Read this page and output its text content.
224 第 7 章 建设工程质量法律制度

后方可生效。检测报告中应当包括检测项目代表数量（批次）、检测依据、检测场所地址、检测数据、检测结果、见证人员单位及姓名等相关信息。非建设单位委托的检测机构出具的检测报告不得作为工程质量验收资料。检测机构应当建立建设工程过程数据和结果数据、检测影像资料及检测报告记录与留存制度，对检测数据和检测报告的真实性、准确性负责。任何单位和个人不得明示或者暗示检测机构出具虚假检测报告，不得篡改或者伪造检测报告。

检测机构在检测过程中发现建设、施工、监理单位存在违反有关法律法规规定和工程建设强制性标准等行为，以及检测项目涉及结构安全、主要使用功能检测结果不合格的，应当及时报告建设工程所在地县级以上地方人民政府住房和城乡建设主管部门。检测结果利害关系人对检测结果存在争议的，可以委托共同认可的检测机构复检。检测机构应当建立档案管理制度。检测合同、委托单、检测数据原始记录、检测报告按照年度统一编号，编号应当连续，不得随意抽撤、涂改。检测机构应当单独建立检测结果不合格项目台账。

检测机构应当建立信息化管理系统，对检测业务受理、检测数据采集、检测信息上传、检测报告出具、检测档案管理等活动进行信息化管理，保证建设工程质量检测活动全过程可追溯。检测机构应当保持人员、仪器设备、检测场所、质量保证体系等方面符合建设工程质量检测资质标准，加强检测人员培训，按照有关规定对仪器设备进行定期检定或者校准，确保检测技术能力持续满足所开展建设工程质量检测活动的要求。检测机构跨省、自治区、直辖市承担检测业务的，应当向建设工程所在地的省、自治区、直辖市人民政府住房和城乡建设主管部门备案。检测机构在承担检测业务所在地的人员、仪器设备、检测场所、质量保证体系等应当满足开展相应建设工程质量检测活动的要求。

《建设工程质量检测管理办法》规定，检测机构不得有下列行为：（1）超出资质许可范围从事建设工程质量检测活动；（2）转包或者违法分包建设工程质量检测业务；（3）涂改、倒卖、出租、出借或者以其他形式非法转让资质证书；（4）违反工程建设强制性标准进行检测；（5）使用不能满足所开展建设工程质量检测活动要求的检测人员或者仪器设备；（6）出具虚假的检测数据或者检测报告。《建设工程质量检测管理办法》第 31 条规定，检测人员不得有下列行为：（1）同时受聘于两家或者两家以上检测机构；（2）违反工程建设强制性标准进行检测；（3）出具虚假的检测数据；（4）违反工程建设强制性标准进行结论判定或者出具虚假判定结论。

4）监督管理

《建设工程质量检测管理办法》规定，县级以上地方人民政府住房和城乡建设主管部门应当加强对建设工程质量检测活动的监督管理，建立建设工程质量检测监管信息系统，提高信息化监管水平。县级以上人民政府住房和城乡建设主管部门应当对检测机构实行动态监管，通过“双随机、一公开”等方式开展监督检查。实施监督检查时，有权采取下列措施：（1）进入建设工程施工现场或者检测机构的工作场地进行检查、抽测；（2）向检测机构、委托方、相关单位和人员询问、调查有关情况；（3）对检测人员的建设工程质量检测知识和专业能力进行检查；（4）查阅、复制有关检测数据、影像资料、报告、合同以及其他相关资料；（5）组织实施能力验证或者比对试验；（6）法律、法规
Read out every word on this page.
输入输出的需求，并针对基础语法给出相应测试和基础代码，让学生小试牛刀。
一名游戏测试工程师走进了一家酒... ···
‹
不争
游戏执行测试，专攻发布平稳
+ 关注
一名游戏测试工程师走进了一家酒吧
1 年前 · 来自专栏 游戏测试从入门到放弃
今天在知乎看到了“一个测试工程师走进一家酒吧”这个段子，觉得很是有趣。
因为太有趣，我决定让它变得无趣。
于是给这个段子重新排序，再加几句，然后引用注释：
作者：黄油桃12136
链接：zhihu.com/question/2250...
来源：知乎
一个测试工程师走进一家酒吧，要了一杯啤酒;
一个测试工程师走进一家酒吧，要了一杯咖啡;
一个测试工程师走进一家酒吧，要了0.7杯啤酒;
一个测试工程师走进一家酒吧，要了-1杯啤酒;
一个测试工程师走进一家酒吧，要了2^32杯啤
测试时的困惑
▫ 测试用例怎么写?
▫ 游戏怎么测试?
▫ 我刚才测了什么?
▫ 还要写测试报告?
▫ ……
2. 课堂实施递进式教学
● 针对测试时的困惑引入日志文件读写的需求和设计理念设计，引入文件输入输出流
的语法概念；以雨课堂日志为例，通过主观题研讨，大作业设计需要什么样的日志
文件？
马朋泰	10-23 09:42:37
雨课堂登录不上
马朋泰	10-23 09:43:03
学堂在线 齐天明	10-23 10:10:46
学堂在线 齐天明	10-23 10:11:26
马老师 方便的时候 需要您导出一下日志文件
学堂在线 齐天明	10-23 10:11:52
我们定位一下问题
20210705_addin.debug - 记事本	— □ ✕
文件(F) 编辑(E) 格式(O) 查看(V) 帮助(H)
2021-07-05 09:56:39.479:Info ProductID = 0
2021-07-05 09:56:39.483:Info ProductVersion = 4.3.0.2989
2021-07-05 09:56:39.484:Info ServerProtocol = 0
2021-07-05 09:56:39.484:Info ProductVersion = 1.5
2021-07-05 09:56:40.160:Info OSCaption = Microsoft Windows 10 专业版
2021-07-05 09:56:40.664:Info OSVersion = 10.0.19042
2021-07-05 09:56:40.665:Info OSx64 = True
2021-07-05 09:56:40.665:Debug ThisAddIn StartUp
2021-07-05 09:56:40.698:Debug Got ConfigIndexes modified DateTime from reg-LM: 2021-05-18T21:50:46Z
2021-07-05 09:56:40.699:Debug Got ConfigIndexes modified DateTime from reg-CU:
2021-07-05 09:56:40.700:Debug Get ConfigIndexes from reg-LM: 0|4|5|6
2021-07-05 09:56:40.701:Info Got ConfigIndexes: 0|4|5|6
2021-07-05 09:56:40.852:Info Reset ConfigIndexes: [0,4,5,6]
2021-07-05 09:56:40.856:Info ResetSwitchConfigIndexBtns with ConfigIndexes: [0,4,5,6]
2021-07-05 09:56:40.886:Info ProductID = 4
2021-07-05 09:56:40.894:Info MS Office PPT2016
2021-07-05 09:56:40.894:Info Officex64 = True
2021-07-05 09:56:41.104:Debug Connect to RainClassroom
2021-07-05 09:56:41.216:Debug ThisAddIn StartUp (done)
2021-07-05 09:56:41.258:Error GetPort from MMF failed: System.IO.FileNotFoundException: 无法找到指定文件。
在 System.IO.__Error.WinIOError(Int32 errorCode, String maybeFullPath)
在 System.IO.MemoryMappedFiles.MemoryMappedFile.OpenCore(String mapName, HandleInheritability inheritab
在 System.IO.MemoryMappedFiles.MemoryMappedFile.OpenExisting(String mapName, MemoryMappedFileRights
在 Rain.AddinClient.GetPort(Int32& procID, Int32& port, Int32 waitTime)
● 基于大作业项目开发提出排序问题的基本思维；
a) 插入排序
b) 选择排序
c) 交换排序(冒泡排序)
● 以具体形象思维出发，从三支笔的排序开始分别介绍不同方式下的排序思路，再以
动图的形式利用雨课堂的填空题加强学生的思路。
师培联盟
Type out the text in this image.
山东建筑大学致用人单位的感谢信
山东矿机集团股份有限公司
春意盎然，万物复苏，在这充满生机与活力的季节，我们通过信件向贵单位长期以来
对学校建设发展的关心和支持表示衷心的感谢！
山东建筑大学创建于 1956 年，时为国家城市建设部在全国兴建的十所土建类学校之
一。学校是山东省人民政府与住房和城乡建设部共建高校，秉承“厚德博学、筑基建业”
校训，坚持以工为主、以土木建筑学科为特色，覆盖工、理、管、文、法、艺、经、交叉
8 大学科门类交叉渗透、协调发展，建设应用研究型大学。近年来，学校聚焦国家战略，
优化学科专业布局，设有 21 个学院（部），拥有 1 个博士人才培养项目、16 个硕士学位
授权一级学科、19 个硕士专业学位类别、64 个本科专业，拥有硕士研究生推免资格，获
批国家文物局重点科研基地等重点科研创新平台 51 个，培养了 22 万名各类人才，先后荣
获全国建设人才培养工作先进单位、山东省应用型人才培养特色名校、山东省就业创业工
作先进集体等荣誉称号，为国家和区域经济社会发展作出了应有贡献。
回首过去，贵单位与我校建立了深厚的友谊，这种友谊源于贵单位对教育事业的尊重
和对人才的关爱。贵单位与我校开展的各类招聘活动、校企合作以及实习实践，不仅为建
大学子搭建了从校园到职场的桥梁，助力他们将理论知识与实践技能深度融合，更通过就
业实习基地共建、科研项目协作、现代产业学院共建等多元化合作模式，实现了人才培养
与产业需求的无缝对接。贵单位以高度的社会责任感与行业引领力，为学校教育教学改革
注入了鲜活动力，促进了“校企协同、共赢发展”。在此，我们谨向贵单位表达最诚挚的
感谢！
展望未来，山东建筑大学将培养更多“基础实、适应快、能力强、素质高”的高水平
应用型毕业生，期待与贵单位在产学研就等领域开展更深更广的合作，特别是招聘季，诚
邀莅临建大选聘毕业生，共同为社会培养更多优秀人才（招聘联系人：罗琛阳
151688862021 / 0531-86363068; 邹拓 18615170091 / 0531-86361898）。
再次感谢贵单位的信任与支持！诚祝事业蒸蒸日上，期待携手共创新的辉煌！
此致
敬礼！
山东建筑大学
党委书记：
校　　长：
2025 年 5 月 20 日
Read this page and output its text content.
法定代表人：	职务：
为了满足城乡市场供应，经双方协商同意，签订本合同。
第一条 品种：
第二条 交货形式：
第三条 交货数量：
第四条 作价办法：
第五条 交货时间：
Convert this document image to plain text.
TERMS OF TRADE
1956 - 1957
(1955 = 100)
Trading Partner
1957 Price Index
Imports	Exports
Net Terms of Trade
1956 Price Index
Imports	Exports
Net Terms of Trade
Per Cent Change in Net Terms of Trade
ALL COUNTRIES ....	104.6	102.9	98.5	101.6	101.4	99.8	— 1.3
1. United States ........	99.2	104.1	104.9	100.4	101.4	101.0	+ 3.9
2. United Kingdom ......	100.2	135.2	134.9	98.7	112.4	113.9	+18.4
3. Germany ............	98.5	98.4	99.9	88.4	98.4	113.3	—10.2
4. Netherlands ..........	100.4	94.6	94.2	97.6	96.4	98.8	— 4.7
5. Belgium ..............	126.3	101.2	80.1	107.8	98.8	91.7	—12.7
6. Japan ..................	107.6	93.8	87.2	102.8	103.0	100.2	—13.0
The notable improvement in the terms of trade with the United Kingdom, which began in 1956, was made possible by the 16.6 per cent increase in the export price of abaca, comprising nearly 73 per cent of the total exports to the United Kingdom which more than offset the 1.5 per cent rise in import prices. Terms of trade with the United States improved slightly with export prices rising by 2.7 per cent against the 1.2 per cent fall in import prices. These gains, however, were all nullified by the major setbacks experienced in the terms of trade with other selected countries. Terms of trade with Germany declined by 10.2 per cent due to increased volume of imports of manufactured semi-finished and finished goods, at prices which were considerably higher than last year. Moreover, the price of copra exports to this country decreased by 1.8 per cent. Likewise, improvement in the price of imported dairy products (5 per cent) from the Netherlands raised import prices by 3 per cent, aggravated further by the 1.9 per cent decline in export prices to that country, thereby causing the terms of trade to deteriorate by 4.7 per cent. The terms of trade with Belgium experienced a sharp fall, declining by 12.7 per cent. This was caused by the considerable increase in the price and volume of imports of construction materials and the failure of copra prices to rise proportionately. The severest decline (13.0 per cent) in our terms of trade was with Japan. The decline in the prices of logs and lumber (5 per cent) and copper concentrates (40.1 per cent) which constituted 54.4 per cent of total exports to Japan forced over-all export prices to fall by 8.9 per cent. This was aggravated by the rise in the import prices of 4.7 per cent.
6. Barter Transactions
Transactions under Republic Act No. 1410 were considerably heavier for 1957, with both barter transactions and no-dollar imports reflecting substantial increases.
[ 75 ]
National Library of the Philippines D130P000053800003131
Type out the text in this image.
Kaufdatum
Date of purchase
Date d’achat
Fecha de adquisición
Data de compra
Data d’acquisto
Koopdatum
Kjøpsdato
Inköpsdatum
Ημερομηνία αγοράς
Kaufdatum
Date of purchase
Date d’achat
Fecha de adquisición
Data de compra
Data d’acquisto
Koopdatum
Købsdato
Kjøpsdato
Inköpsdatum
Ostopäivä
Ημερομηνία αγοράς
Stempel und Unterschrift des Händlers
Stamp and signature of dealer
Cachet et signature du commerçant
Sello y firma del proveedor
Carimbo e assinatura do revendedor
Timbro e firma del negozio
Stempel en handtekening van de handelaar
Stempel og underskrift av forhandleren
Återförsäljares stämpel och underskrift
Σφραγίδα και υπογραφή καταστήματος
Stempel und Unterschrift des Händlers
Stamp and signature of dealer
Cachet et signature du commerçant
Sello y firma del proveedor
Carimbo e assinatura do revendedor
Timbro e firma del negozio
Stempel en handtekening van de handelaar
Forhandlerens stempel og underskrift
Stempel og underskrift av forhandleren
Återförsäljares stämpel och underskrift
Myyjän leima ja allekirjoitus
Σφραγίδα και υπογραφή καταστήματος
________________
# WHAT TO WORK ON
Return every line in the listing that contains the word "String".

# THE ANSWER
在 System.IO.__Error.WinIOError(Int32 errorCode, String maybeFullPath)
在 System.IO.MemoryMappedFiles.MemoryMappedFile.OpenCore(String mapName, HandleInheritability inheritab
在 System.IO.MemoryMappedFiles.MemoryMappedFile.OpenExisting(String mapName, MemoryMappedFileRights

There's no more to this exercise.